- [The exercise]:
Search the listing below for the word "ポイ捨てする人やポイ捨てされた吸い殻" and copy each line that holds it.

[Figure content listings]
::::

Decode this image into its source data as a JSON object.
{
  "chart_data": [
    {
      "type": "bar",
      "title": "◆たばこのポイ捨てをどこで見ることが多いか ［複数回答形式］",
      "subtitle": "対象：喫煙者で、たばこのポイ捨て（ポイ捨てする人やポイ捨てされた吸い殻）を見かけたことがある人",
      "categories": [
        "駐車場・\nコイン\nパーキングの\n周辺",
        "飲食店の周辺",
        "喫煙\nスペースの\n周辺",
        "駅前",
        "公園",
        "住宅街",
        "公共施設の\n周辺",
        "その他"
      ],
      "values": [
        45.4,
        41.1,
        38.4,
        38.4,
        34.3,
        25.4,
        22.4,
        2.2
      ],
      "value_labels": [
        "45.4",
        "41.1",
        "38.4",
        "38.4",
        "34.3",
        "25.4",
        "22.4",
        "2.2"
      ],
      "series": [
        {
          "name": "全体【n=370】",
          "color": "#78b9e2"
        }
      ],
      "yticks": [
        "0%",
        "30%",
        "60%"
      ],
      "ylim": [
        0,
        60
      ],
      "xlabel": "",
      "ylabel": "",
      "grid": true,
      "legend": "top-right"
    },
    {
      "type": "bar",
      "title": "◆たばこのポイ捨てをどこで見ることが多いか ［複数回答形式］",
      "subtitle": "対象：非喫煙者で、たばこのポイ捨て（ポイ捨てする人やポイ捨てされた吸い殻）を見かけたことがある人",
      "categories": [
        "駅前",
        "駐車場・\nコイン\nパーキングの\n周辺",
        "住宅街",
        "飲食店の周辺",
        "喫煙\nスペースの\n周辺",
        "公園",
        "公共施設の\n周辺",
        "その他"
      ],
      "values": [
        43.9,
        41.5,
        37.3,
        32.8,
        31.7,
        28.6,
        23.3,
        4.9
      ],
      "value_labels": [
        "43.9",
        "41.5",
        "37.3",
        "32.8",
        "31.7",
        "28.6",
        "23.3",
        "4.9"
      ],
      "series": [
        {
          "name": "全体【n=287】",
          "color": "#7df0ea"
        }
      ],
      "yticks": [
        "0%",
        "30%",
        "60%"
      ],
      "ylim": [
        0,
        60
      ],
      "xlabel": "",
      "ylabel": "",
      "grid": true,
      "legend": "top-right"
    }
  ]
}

::::

- [Solution to this exercise]:
      "subtitle": "対象：喫煙者で、たばこのポイ捨て（ポイ捨てする人やポイ捨てされた吸い殻）を見かけたことがある人",
      "subtitle": "対象：非喫煙者で、たばこのポイ捨て（ポイ捨てする人やポイ捨てされた吸い殻）を見かけたことがある人",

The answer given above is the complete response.